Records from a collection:

========

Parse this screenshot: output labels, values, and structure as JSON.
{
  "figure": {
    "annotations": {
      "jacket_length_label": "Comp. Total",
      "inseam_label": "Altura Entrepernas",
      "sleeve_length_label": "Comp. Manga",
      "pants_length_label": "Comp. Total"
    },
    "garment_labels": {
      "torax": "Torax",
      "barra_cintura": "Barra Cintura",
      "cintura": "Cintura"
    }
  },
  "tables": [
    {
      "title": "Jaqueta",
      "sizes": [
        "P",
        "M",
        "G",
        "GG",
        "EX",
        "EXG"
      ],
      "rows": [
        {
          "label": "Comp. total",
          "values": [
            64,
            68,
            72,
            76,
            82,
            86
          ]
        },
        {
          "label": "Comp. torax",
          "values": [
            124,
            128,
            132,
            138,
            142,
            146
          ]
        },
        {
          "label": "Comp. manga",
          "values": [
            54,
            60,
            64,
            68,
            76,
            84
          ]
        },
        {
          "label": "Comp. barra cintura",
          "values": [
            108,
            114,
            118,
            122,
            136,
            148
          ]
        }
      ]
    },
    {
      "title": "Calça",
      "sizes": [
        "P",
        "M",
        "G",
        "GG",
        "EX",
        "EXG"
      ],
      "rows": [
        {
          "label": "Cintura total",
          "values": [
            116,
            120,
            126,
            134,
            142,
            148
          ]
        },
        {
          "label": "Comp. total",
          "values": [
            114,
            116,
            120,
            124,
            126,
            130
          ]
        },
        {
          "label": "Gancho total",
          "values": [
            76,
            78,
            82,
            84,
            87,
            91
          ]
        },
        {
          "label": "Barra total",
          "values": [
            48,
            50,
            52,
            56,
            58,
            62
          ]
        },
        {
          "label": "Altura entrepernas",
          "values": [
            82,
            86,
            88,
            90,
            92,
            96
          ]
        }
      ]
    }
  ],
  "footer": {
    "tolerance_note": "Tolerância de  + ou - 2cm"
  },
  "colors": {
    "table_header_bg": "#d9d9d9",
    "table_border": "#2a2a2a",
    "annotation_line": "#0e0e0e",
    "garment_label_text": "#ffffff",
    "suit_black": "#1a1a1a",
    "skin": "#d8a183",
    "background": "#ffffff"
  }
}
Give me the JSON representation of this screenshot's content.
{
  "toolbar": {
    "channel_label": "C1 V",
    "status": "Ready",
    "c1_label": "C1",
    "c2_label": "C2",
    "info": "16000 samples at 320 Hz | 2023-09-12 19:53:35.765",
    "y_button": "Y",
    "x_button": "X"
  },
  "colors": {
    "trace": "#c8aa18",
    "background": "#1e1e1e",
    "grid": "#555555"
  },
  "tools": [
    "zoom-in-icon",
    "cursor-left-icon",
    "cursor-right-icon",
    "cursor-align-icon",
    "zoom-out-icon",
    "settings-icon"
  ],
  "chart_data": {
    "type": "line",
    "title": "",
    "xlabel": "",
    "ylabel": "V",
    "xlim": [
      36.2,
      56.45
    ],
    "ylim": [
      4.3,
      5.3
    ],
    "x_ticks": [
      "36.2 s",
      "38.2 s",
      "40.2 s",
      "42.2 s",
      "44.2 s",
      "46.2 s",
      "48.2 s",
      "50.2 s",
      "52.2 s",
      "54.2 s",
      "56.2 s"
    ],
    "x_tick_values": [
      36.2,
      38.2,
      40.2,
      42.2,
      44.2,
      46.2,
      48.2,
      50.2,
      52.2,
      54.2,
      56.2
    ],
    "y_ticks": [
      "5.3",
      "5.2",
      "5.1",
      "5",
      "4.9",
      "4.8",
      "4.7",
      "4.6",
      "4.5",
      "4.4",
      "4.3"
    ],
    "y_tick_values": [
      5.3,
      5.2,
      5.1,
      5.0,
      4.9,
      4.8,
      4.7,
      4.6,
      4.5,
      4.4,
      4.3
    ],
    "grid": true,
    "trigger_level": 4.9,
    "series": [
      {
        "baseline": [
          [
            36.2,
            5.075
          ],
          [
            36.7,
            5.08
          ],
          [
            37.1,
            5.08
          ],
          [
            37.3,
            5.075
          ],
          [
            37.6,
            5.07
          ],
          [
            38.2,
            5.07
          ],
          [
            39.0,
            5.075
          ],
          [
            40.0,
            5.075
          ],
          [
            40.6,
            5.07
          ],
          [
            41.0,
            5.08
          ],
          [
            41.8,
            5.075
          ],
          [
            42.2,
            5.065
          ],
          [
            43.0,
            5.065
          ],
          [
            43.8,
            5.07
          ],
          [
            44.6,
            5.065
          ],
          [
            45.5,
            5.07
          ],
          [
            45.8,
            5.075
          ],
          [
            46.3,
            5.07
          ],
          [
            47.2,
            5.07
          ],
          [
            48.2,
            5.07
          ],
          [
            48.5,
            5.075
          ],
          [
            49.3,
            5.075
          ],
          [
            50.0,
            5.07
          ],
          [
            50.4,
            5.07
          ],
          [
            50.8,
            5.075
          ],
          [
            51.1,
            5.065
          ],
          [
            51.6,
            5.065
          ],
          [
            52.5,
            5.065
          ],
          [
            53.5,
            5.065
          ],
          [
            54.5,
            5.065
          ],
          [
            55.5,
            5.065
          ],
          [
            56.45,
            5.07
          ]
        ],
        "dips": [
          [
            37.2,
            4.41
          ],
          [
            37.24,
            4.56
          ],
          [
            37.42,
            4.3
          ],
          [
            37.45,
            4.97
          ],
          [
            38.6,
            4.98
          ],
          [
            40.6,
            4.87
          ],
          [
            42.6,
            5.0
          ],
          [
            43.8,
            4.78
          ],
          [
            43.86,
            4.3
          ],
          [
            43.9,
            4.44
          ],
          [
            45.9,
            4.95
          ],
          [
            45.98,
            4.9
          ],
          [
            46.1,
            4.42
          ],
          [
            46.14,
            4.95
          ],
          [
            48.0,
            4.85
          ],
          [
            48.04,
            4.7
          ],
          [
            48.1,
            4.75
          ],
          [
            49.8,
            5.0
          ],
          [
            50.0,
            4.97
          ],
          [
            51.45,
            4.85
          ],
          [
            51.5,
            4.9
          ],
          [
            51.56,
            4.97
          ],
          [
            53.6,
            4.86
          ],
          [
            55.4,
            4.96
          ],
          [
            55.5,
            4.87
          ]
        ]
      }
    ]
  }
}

========

- Task objective -
Extract all lines containing the word "this".

- Task result -
Parse this screenshot: output labels, values, and structure as JSON.
Give me the JSON representation of this screenshot's content.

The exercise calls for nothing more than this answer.